■ REQUIRED WORK:
Copy the records below exactly, leaving out every picture.

········

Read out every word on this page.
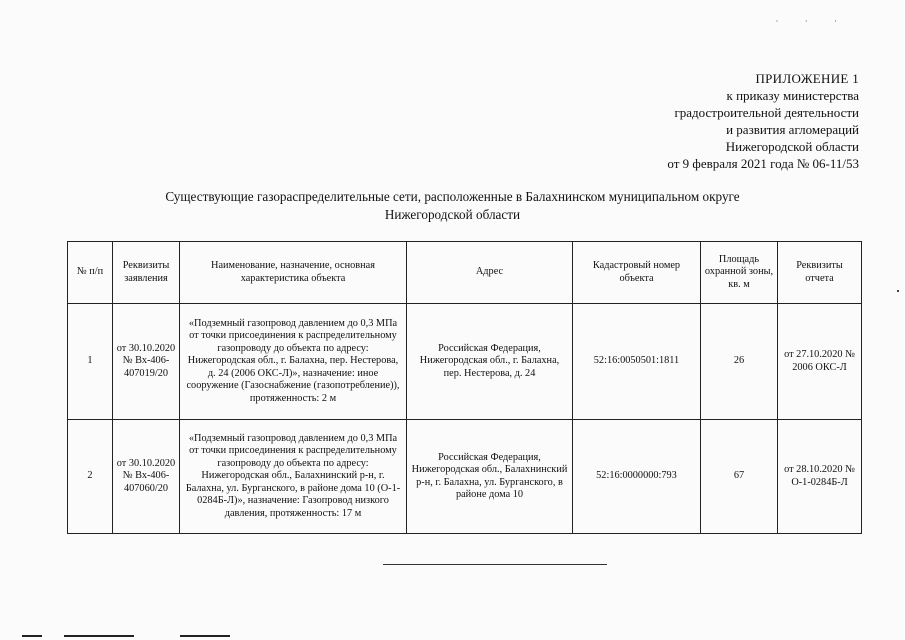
· · ·
ПРИЛОЖЕНИЕ 1
к приказу министерства
градостроительной деятельности
и развития агломераций
Нижегородской области
от 9 февраля 2021 года № 06-11/53
Существующие газораспределительные сети, расположенные в Балахнинском муниципальном округе
Нижегородской области
№ п/п	Реквизиты заявления	Наименование, назначение, основная характеристика объекта	Адрес	Кадастровый номер объекта	Площадь охранной зоны, кв. м	Реквизиты отчета
1	от 30.10.2020 № Вх-406-407019/20	«Подземный газопровод давлением до 0,3 МПа от точки присоединения к распределительному газопроводу до объекта по адресу: Нижегородская обл., г. Балахна, пер. Нестерова, д. 24 (2006 ОКС-Л)», назначение: иное сооружение (Газоснабжение (газопотребление)), протяженность: 2 м	Российская Федерация, Нижегородская обл., г. Балахна, пер. Нестерова, д. 24	52:16:0050501:1811	26	от 27.10.2020 № 2006 ОКС-Л
2	от 30.10.2020 № Вх-406-407060/20	«Подземный газопровод давлением до 0,3 МПа от точки присоединения к распределительному газопроводу до объекта по адресу: Нижегородская обл., Балахнинский р-н, г. Балахна, ул. Бурганского, в районе дома 10 (О-1-0284Б-Л)», назначение: Газопровод низкого давления, протяженность: 17 м	Российская Федерация, Нижегородская обл., Балахнинский р-н, г. Балахна, ул. Бурганского, в районе дома 10	52:16:0000000:793	67	от 28.10.2020 № О-1-0284Б-Л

········

■ SOLUTION BELOW:
Read out every word on this page.
· · ·
ПРИЛОЖЕНИЕ 1
к приказу министерства
градостроительной деятельности
и развития агломераций
Нижегородской области
от 9 февраля 2021 года № 06-11/53
Существующие газораспределительные сети, расположенные в Балахнинском муниципальном округе
Нижегородской области
№ п/п	Реквизиты заявления	Наименование, назначение, основная характеристика объекта	Адрес	Кадастровый номер объекта	Площадь охранной зоны, кв. м	Реквизиты отчета
1	от 30.10.2020 № Вх-406-407019/20	«Подземный газопровод давлением до 0,3 МПа от точки присоединения к распределительному газопроводу до объекта по адресу: Нижегородская обл., г. Балахна, пер. Нестерова, д. 24 (2006 ОКС-Л)», назначение: иное сооружение (Газоснабжение (газопотребление)), протяженность: 2 м	Российская Федерация, Нижегородская обл., г. Балахна, пер. Нестерова, д. 24	52:16:0050501:1811	26	от 27.10.2020 № 2006 ОКС-Л
2	от 30.10.2020 № Вх-406-407060/20	«Подземный газопровод давлением до 0,3 МПа от точки присоединения к распределительному газопроводу до объекта по адресу: Нижегородская обл., Балахнинский р-н, г. Балахна, ул. Бурганского, в районе дома 10 (О-1-0284Б-Л)», назначение: Газопровод низкого давления, протяженность: 17 м	Российская Федерация, Нижегородская обл., Балахнинский р-н, г. Балахна, ул. Бурганского, в районе дома 10	52:16:0000000:793	67	от 28.10.2020 № О-1-0284Б-Л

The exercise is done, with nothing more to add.